Give the number of lines in the data that contain "been", and nothing more.
::: Given data
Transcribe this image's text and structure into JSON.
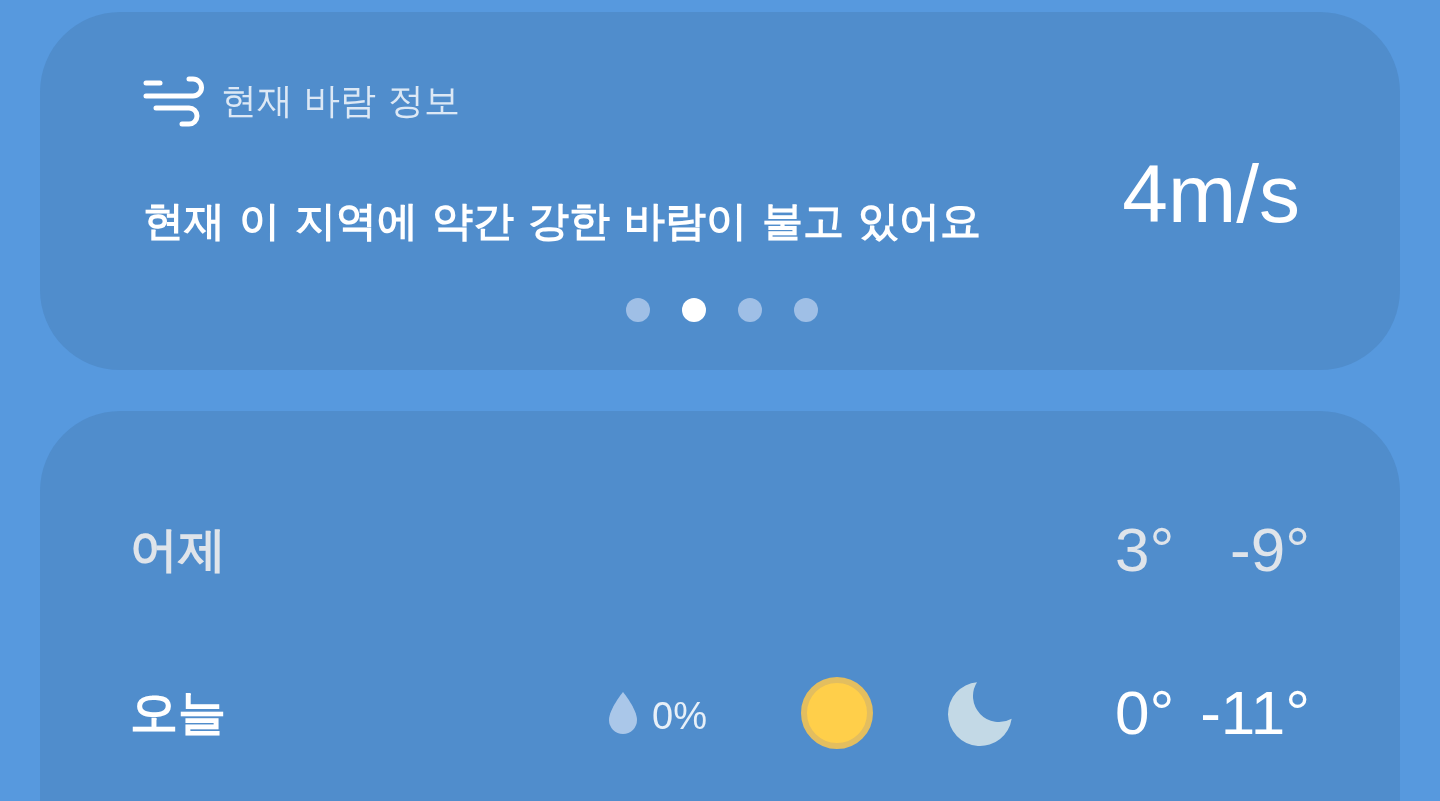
{
  "wind_card": {
    "title": "현재 바람 정보",
    "message": "현재 이 지역에 약간 강한 바람이 불고 있어요",
    "speed": "4m/s",
    "pages": [
      {
        "selected": false
      },
      {
        "selected": true
      },
      {
        "selected": false
      },
      {
        "selected": false
      }
    ]
  },
  "forecast": {
    "days": [
      {
        "kind": "past",
        "label": "어제",
        "high": "3°",
        "low": "-9°"
      },
      {
        "kind": "current",
        "label": "오늘",
        "precipitation": "0%",
        "high": "0°",
        "low": "-11°"
      }
    ]
  }
}
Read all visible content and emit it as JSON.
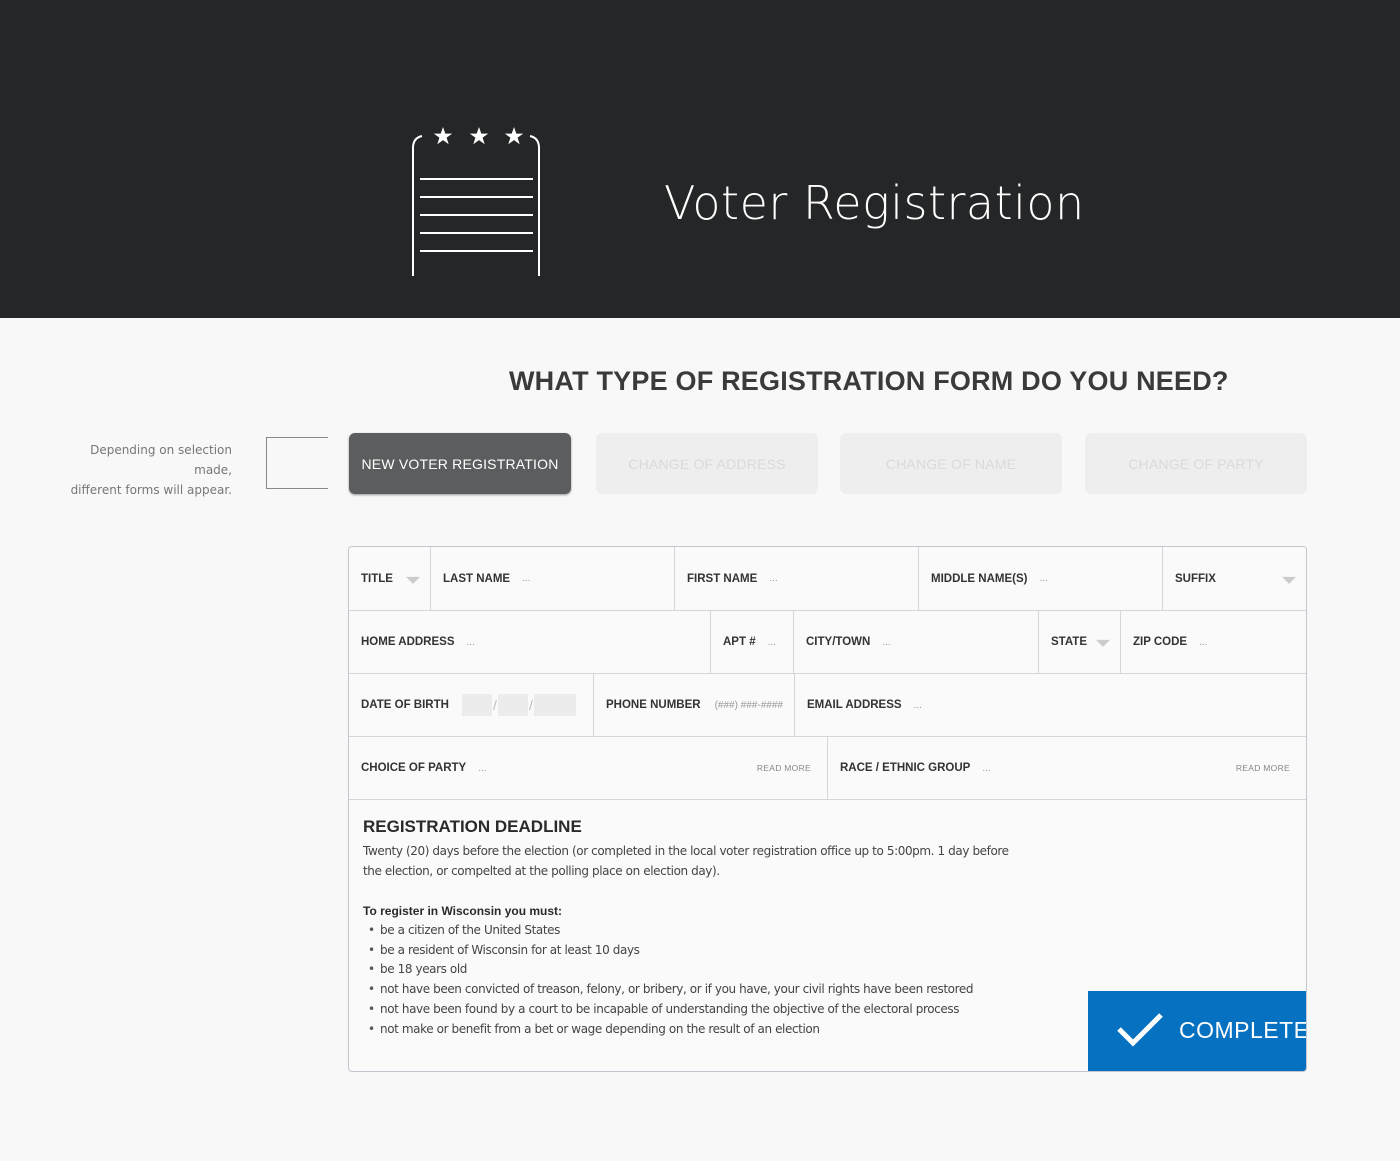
{
  "header": {
    "title": "Voter Registration",
    "logo_icon": "ballot-stars-icon"
  },
  "question": "WHAT TYPE OF REGISTRATION FORM DO YOU NEED?",
  "hint": {
    "line1": "Depending on selection made,",
    "line2": "different forms will appear."
  },
  "form_types": [
    {
      "label": "NEW VOTER REGISTRATION",
      "selected": true
    },
    {
      "label": "CHANGE OF ADDRESS",
      "selected": false
    },
    {
      "label": "CHANGE OF NAME",
      "selected": false
    },
    {
      "label": "CHANGE OF PARTY",
      "selected": false
    }
  ],
  "fields": {
    "title": {
      "label": "TITLE"
    },
    "last_name": {
      "label": "LAST NAME",
      "placeholder": "..."
    },
    "first_name": {
      "label": "FIRST NAME",
      "placeholder": "..."
    },
    "middle_name": {
      "label": "MIDDLE NAME(S)",
      "placeholder": "..."
    },
    "suffix": {
      "label": "SUFFIX"
    },
    "home_address": {
      "label": "HOME ADDRESS",
      "placeholder": "..."
    },
    "apt": {
      "label": "APT #",
      "placeholder": "..."
    },
    "city": {
      "label": "CITY/TOWN",
      "placeholder": "..."
    },
    "state": {
      "label": "STATE"
    },
    "zip": {
      "label": "ZIP CODE",
      "placeholder": "..."
    },
    "dob": {
      "label": "DATE OF BIRTH",
      "separator": "/"
    },
    "phone": {
      "label": "PHONE NUMBER",
      "placeholder": "(###) ###-####"
    },
    "email": {
      "label": "EMAIL ADDRESS",
      "placeholder": "..."
    },
    "party": {
      "label": "CHOICE OF PARTY",
      "placeholder": "...",
      "read_more": "READ MORE"
    },
    "race": {
      "label": "RACE / ETHNIC GROUP",
      "placeholder": "...",
      "read_more": "READ MORE"
    }
  },
  "deadline": {
    "title": "REGISTRATION DEADLINE",
    "text": "Twenty (20) days before the election (or completed in the local voter registration office up to 5:00pm. 1 day before the election, or compelted at the polling place on election day).",
    "must_title": "To register in Wisconsin you must:",
    "requirements": [
      "be a citizen of the United States",
      "be a resident of Wisconsin for at least 10 days",
      "be 18 years old",
      "not have been convicted of treason, felony, or bribery, or if you have, your civil rights have been restored",
      "not have been found by a court to be incapable of understanding the objective of the electoral process",
      "not make or benefit from a bet or wage depending on the result of an election"
    ]
  },
  "complete_button": {
    "label": "COMPLETE",
    "icon": "checkmark-icon",
    "color": "#0571c0"
  }
}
::::::
Final result:
2